[Stored data entries]

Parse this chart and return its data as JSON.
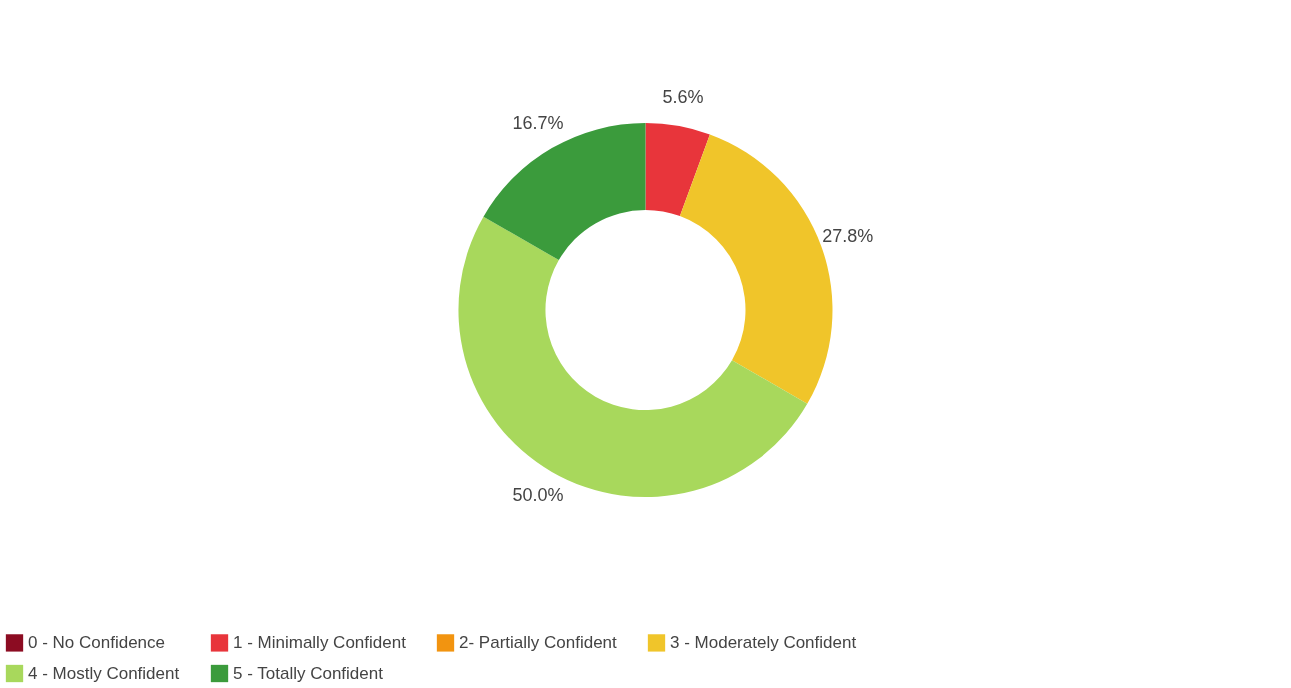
{
  "chart_data": {
    "type": "donut",
    "categories": [
      "0 - No Confidence",
      "1 - Minimally Confident",
      "2- Partially Confident",
      "3 - Moderately Confident",
      "4 - Mostly Confident",
      "5 - Totally Confident"
    ],
    "values": [
      0,
      5.6,
      0,
      27.8,
      50.0,
      16.7
    ],
    "colors": [
      "#8c0c22",
      "#e8353b",
      "#f29410",
      "#f0c52a",
      "#a8d85c",
      "#3b9b3c"
    ],
    "value_labels": [
      null,
      "5.6%",
      null,
      "27.8%",
      "50.0%",
      "16.7%"
    ],
    "legend": "bottom"
  }
}
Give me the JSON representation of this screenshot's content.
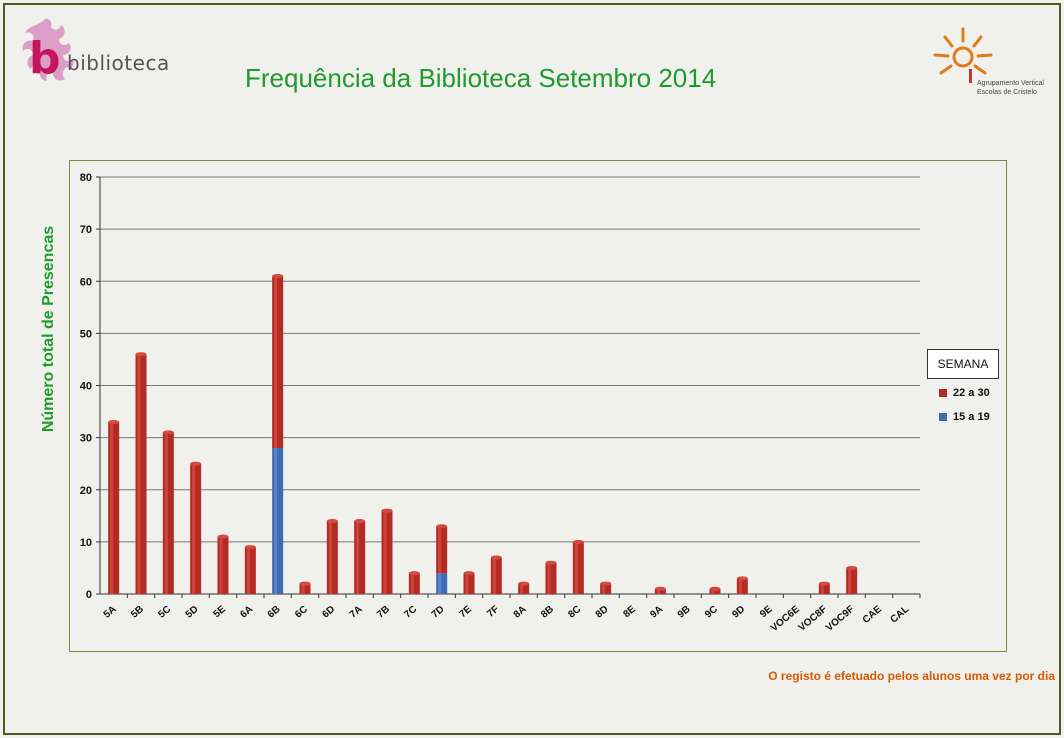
{
  "header": {
    "title": "Frequência da Biblioteca Setembro 2014",
    "left_logo_text": "biblioteca",
    "right_logo_line1": "Agrupamento Vertical",
    "right_logo_line2": "Escolas de Cristelo"
  },
  "footnote": "O registo é efetuado pelos alunos uma vez por dia",
  "colors": {
    "title": "#1e9a2e",
    "red_series": "#b52a22",
    "blue_series": "#3e6bb4",
    "footnote": "#d65a00"
  },
  "chart_data": {
    "type": "bar",
    "stacked": true,
    "title": "Frequência da Biblioteca Setembro 2014",
    "xlabel": "",
    "ylabel": "Número total de Presencas",
    "ylim": [
      0,
      80
    ],
    "yticks": [
      0,
      10,
      20,
      30,
      40,
      50,
      60,
      70,
      80
    ],
    "grid": true,
    "legend_title": "SEMANA",
    "legend_position": "right",
    "categories": [
      "5A",
      "5B",
      "5C",
      "5D",
      "5E",
      "6A",
      "6B",
      "6C",
      "6D",
      "7A",
      "7B",
      "7C",
      "7D",
      "7E",
      "7F",
      "8A",
      "8B",
      "8C",
      "8D",
      "8E",
      "9A",
      "9B",
      "9C",
      "9D",
      "9E",
      "VOC6E",
      "VOC8F",
      "VOC9F",
      "CAE",
      "CAL"
    ],
    "series": [
      {
        "name": "15 a 19",
        "color": "#3e6bb4",
        "values": [
          0,
          0,
          0,
          0,
          0,
          0,
          28,
          0,
          0,
          0,
          0,
          0,
          4,
          0,
          0,
          0,
          0,
          0,
          0,
          0,
          0,
          0,
          0,
          0,
          0,
          0,
          0,
          0,
          0,
          0
        ]
      },
      {
        "name": "22 a 30",
        "color": "#b52a22",
        "values": [
          33,
          46,
          31,
          25,
          11,
          9,
          33,
          2,
          14,
          14,
          16,
          4,
          9,
          4,
          7,
          2,
          6,
          10,
          2,
          0,
          1,
          0,
          1,
          3,
          0,
          0,
          2,
          5,
          0,
          0
        ]
      }
    ]
  }
}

== Exercise task ==
Take the records above and transcribe them exactly, dropping every picture.

== Answer to this problem ==
Parse this chart and return its data as JSON.
{
  "chart_data": {
    "type": "donut",
    "categories": [
      "0 - No Confidence",
      "1 - Minimally Confident",
      "2- Partially Confident",
      "3 - Moderately Confident",
      "4 - Mostly Confident",
      "5 - Totally Confident"
    ],
    "values": [
      0,
      5.6,
      0,
      27.8,
      50.0,
      16.7
    ],
    "colors": [
      "#8c0c22",
      "#e8353b",
      "#f29410",
      "#f0c52a",
      "#a8d85c",
      "#3b9b3c"
    ],
    "value_labels": [
      null,
      "5.6%",
      null,
      "27.8%",
      "50.0%",
      "16.7%"
    ],
    "legend": "bottom"
  }
}
Give me the JSON representation of this screenshot's content.
{
  "header": {
    "title": "Frequência da Biblioteca Setembro 2014",
    "left_logo_text": "biblioteca",
    "right_logo_line1": "Agrupamento Vertical",
    "right_logo_line2": "Escolas de Cristelo"
  },
  "footnote": "O registo é efetuado pelos alunos uma vez por dia",
  "colors": {
    "title": "#1e9a2e",
    "red_series": "#b52a22",
    "blue_series": "#3e6bb4",
    "footnote": "#d65a00"
  },
  "chart_data": {
    "type": "bar",
    "stacked": true,
    "title": "Frequência da Biblioteca Setembro 2014",
    "xlabel": "",
    "ylabel": "Número total de Presencas",
    "ylim": [
      0,
      80
    ],
    "yticks": [
      0,
      10,
      20,
      30,
      40,
      50,
      60,
      70,
      80
    ],
    "grid": true,
    "legend_title": "SEMANA",
    "legend_position": "right",
    "categories": [
      "5A",
      "5B",
      "5C",
      "5D",
      "5E",
      "6A",
      "6B",
      "6C",
      "6D",
      "7A",
      "7B",
      "7C",
      "7D",
      "7E",
      "7F",
      "8A",
      "8B",
      "8C",
      "8D",
      "8E",
      "9A",
      "9B",
      "9C",
      "9D",
      "9E",
      "VOC6E",
      "VOC8F",
      "VOC9F",
      "CAE",
      "CAL"
    ],
    "series": [
      {
        "name": "15 a 19",
        "color": "#3e6bb4",
        "values": [
          0,
          0,
          0,
          0,
          0,
          0,
          28,
          0,
          0,
          0,
          0,
          0,
          4,
          0,
          0,
          0,
          0,
          0,
          0,
          0,
          0,
          0,
          0,
          0,
          0,
          0,
          0,
          0,
          0,
          0
        ]
      },
      {
        "name": "22 a 30",
        "color": "#b52a22",
        "values": [
          33,
          46,
          31,
          25,
          11,
          9,
          33,
          2,
          14,
          14,
          16,
          4,
          9,
          4,
          7,
          2,
          6,
          10,
          2,
          0,
          1,
          0,
          1,
          3,
          0,
          0,
          2,
          5,
          0,
          0
        ]
      }
    ]
  }
}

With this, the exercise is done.